* **What is expected**: Scan the data below and report how many lines include the word "done". Nothing else is wanted.
BEGIN Data for the task
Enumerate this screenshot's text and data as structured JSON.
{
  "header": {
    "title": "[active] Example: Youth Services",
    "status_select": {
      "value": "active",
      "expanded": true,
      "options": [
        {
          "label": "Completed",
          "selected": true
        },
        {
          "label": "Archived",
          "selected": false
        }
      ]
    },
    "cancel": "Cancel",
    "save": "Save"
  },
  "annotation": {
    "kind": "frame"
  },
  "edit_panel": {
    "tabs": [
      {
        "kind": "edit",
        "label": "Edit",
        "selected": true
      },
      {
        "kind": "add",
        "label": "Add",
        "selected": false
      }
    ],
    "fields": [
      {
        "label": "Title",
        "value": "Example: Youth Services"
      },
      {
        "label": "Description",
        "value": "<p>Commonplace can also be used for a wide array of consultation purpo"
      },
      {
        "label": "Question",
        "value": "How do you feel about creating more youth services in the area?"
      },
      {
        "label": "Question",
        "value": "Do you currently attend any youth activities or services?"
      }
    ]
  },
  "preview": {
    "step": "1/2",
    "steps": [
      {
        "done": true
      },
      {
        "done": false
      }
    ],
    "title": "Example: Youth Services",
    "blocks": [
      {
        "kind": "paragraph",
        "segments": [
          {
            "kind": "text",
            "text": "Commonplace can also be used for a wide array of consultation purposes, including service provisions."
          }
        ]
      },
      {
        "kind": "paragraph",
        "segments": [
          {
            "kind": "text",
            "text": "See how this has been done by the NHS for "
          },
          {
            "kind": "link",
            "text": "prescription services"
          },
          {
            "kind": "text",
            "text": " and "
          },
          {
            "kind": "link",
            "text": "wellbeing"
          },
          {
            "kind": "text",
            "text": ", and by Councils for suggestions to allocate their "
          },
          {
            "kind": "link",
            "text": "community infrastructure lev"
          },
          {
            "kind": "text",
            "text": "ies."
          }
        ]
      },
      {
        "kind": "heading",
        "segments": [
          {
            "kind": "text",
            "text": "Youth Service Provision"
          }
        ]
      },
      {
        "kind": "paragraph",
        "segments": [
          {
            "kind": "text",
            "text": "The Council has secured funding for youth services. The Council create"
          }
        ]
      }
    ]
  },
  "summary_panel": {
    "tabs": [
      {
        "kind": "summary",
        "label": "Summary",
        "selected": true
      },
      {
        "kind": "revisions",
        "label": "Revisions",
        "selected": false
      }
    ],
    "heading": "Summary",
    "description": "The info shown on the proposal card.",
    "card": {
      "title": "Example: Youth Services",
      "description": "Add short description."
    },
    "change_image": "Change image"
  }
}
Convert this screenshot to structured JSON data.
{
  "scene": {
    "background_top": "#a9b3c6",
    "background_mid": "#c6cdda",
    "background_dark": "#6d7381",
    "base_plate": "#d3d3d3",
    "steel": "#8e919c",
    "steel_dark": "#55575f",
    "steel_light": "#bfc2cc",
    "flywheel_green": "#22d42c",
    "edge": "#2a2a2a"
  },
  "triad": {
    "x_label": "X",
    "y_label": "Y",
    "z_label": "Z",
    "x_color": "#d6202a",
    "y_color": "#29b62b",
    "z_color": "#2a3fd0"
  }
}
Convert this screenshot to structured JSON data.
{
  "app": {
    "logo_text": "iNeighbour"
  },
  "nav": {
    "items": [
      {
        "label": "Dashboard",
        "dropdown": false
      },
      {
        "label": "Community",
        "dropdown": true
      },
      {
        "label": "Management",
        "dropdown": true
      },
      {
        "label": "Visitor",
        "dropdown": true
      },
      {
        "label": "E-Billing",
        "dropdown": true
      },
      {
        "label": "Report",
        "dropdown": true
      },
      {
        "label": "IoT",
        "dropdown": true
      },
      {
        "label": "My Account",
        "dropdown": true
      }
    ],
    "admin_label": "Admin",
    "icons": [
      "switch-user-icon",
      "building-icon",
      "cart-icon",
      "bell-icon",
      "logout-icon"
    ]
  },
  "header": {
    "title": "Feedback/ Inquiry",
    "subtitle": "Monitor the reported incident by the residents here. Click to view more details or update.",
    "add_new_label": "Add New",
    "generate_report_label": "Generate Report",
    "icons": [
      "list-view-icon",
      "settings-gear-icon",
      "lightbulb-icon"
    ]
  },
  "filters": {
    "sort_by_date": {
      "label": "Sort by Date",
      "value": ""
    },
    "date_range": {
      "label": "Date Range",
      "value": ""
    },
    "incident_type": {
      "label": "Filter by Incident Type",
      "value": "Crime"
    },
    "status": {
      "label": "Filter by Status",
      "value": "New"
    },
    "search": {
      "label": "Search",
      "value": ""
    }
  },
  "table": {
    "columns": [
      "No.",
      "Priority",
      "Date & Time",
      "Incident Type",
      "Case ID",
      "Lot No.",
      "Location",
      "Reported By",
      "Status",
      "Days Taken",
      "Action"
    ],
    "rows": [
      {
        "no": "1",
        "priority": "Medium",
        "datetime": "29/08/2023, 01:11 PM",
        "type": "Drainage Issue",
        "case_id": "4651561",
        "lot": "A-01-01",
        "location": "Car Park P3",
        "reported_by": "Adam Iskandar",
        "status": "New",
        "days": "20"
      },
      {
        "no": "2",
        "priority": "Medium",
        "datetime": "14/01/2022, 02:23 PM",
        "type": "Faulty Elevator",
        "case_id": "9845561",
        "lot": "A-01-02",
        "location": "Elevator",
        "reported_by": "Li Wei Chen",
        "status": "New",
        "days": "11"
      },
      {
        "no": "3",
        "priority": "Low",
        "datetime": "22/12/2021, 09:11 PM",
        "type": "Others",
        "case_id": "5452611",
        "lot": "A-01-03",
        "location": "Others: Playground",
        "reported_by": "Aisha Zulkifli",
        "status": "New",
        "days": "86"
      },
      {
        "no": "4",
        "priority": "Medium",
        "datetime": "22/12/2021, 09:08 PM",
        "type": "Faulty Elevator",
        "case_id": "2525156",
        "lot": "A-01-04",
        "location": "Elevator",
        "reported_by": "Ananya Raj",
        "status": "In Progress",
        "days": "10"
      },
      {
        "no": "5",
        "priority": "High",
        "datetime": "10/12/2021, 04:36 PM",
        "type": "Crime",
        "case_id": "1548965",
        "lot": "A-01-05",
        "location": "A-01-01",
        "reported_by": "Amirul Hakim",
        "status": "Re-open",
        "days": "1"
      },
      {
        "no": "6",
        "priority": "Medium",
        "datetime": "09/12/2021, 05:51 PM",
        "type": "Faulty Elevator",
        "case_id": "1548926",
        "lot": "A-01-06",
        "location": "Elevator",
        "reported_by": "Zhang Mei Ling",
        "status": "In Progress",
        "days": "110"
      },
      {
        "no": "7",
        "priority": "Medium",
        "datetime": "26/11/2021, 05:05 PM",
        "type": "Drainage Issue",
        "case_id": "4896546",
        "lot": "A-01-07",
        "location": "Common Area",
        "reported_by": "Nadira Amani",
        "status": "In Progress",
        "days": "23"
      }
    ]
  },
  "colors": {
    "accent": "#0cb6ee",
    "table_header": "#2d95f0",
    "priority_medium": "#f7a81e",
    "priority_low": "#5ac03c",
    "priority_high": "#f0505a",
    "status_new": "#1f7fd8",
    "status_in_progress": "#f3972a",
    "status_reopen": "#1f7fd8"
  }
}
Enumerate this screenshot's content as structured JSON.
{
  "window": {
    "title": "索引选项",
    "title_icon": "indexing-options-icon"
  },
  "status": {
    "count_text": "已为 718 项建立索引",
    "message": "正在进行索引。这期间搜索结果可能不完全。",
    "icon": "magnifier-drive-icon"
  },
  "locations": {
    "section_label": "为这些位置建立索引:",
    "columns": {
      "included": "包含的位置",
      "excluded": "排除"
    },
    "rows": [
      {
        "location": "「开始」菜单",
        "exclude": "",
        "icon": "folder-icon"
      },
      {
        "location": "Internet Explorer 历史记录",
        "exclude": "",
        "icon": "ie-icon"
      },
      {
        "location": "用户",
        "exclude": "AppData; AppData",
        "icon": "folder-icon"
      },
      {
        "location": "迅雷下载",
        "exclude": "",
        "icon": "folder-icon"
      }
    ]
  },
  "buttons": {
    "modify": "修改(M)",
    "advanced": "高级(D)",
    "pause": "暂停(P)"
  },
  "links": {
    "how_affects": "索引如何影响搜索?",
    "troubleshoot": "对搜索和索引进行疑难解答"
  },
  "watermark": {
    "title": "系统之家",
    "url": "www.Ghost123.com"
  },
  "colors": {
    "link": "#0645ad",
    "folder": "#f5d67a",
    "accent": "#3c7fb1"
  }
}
END Data for the task
* **Result for this task**: 3